CHALLENGE:
Quote the listing below in its entirety, omitting every image.
--- START OF EXERCISE MATERIALS ---
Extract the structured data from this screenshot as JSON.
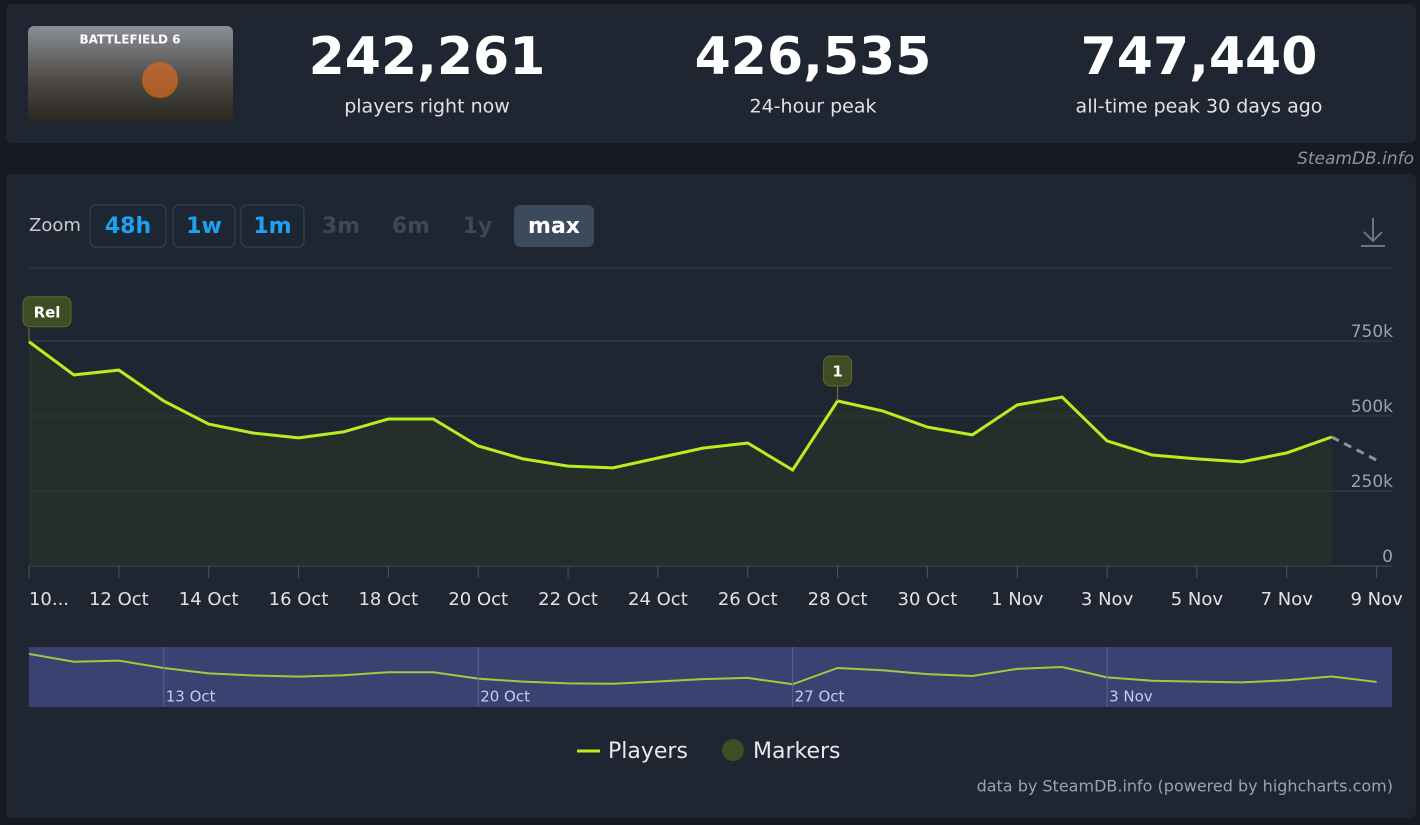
{
  "header": {
    "game_title": "BATTLEFIELD 6",
    "stats": [
      {
        "value": "242,261",
        "label": "players right now"
      },
      {
        "value": "426,535",
        "label": "24-hour peak"
      },
      {
        "value": "747,440",
        "label": "all-time peak 30 days ago"
      }
    ],
    "watermark": "SteamDB.info"
  },
  "zoom": {
    "label": "Zoom",
    "buttons": [
      "48h",
      "1w",
      "1m",
      "3m",
      "6m",
      "1y",
      "max"
    ]
  },
  "chart_data": {
    "type": "line",
    "categories": [
      "10...",
      null,
      "12 Oct",
      null,
      "14 Oct",
      null,
      "16 Oct",
      null,
      "18 Oct",
      null,
      "20 Oct",
      null,
      "22 Oct",
      null,
      "24 Oct",
      null,
      "26 Oct",
      null,
      "28 Oct",
      null,
      "30 Oct",
      null,
      "1 Nov",
      null,
      "3 Nov",
      null,
      "5 Nov",
      null,
      "7 Nov",
      null,
      "9 Nov"
    ],
    "series": [
      {
        "name": "Players",
        "color": "#b8ee1e",
        "values": [
          747440,
          637000,
          653000,
          550000,
          473000,
          443000,
          427000,
          447000,
          490000,
          490000,
          400000,
          357000,
          333000,
          327000,
          360000,
          393000,
          410000,
          320000,
          550000,
          517000,
          463000,
          437000,
          537000,
          563000,
          417000,
          370000,
          357000,
          347000,
          377000,
          430000,
          353000
        ]
      }
    ],
    "last_point_dashed": true,
    "markers": [
      {
        "label": "Rel",
        "at": 0
      },
      {
        "label": "1",
        "at": 18
      }
    ],
    "markers_legend": {
      "name": "Markers",
      "color": "#3e4d24"
    },
    "ylim": [
      0,
      1000000
    ],
    "yticks": [
      0,
      {
        "value": 250000,
        "label": "250k"
      },
      {
        "value": 500000,
        "label": "500k"
      },
      {
        "value": 750000,
        "label": "750k"
      }
    ],
    "grid": true,
    "navigator": {
      "ticks": [
        {
          "label": "13 Oct",
          "at": 3
        },
        {
          "label": "20 Oct",
          "at": 10
        },
        {
          "label": "27 Oct",
          "at": 17
        },
        {
          "label": "3 Nov",
          "at": 24
        }
      ]
    },
    "credit": "data by SteamDB.info (powered by highcharts.com)"
  }
}
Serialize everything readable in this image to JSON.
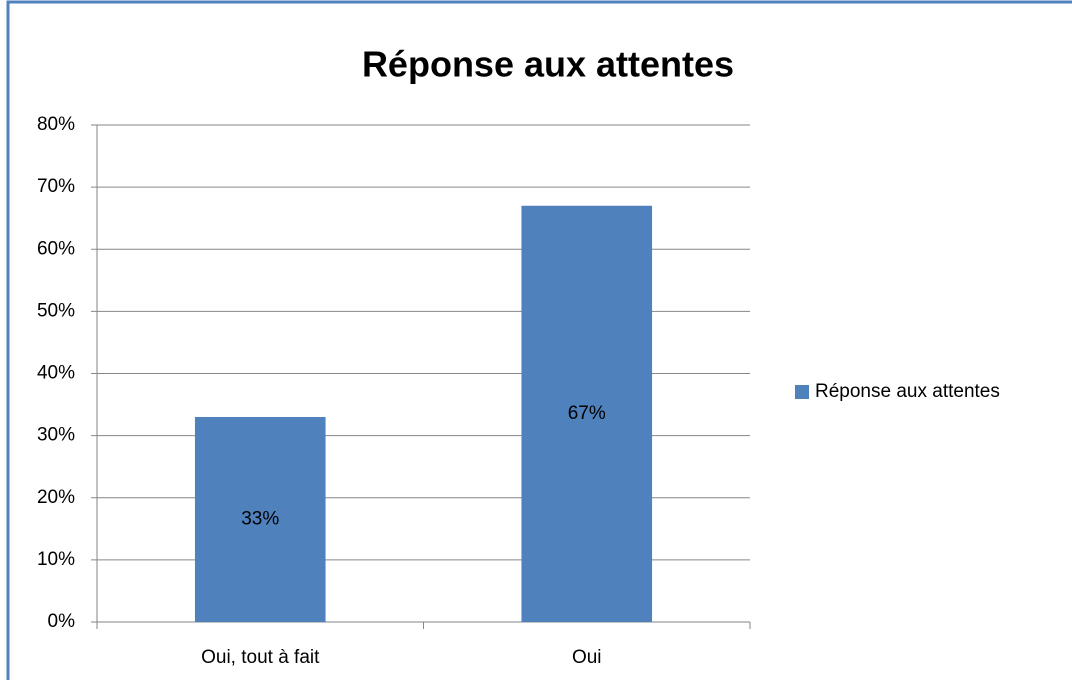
{
  "chart_data": {
    "type": "bar",
    "title": "Réponse aux attentes",
    "categories": [
      "Oui, tout à fait",
      "Oui"
    ],
    "series": [
      {
        "name": "Réponse aux attentes",
        "color": "#4f81bd",
        "values": [
          33,
          67
        ],
        "value_labels": [
          "33%",
          "67%"
        ]
      }
    ],
    "ylim": [
      0,
      80
    ],
    "yticks": [
      {
        "value": 0,
        "label": "0%"
      },
      {
        "value": 10,
        "label": "10%"
      },
      {
        "value": 20,
        "label": "20%"
      },
      {
        "value": 30,
        "label": "30%"
      },
      {
        "value": 40,
        "label": "40%"
      },
      {
        "value": 50,
        "label": "50%"
      },
      {
        "value": 60,
        "label": "60%"
      },
      {
        "value": 70,
        "label": "70%"
      },
      {
        "value": 80,
        "label": "80%"
      }
    ],
    "grid": true,
    "legend": "right"
  }
}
--- END OF EXERCISE MATERIALS ---
EXERCISE OUTPUT:
Extract the structured data from this screenshot as JSON.
{
  "header": {
    "game_title": "BATTLEFIELD 6",
    "stats": [
      {
        "value": "242,261",
        "label": "players right now"
      },
      {
        "value": "426,535",
        "label": "24-hour peak"
      },
      {
        "value": "747,440",
        "label": "all-time peak 30 days ago"
      }
    ],
    "watermark": "SteamDB.info"
  },
  "zoom": {
    "label": "Zoom",
    "buttons": [
      "48h",
      "1w",
      "1m",
      "3m",
      "6m",
      "1y",
      "max"
    ]
  },
  "chart_data": {
    "type": "line",
    "categories": [
      "10...",
      null,
      "12 Oct",
      null,
      "14 Oct",
      null,
      "16 Oct",
      null,
      "18 Oct",
      null,
      "20 Oct",
      null,
      "22 Oct",
      null,
      "24 Oct",
      null,
      "26 Oct",
      null,
      "28 Oct",
      null,
      "30 Oct",
      null,
      "1 Nov",
      null,
      "3 Nov",
      null,
      "5 Nov",
      null,
      "7 Nov",
      null,
      "9 Nov"
    ],
    "series": [
      {
        "name": "Players",
        "color": "#b8ee1e",
        "values": [
          747440,
          637000,
          653000,
          550000,
          473000,
          443000,
          427000,
          447000,
          490000,
          490000,
          400000,
          357000,
          333000,
          327000,
          360000,
          393000,
          410000,
          320000,
          550000,
          517000,
          463000,
          437000,
          537000,
          563000,
          417000,
          370000,
          357000,
          347000,
          377000,
          430000,
          353000
        ]
      }
    ],
    "last_point_dashed": true,
    "markers": [
      {
        "label": "Rel",
        "at": 0
      },
      {
        "label": "1",
        "at": 18
      }
    ],
    "markers_legend": {
      "name": "Markers",
      "color": "#3e4d24"
    },
    "ylim": [
      0,
      1000000
    ],
    "yticks": [
      0,
      {
        "value": 250000,
        "label": "250k"
      },
      {
        "value": 500000,
        "label": "500k"
      },
      {
        "value": 750000,
        "label": "750k"
      }
    ],
    "grid": true,
    "navigator": {
      "ticks": [
        {
          "label": "13 Oct",
          "at": 3
        },
        {
          "label": "20 Oct",
          "at": 10
        },
        {
          "label": "27 Oct",
          "at": 17
        },
        {
          "label": "3 Nov",
          "at": 24
        }
      ]
    },
    "credit": "data by SteamDB.info (powered by highcharts.com)"
  }
}
Serialize everything readable in this image to JSON.
{
  "chart_data": {
    "type": "bar",
    "title": "Réponse aux attentes",
    "categories": [
      "Oui, tout à fait",
      "Oui"
    ],
    "series": [
      {
        "name": "Réponse aux attentes",
        "color": "#4f81bd",
        "values": [
          33,
          67
        ],
        "value_labels": [
          "33%",
          "67%"
        ]
      }
    ],
    "ylim": [
      0,
      80
    ],
    "yticks": [
      {
        "value": 0,
        "label": "0%"
      },
      {
        "value": 10,
        "label": "10%"
      },
      {
        "value": 20,
        "label": "20%"
      },
      {
        "value": 30,
        "label": "30%"
      },
      {
        "value": 40,
        "label": "40%"
      },
      {
        "value": 50,
        "label": "50%"
      },
      {
        "value": 60,
        "label": "60%"
      },
      {
        "value": 70,
        "label": "70%"
      },
      {
        "value": 80,
        "label": "80%"
      }
    ],
    "grid": true,
    "legend": "right"
  }
}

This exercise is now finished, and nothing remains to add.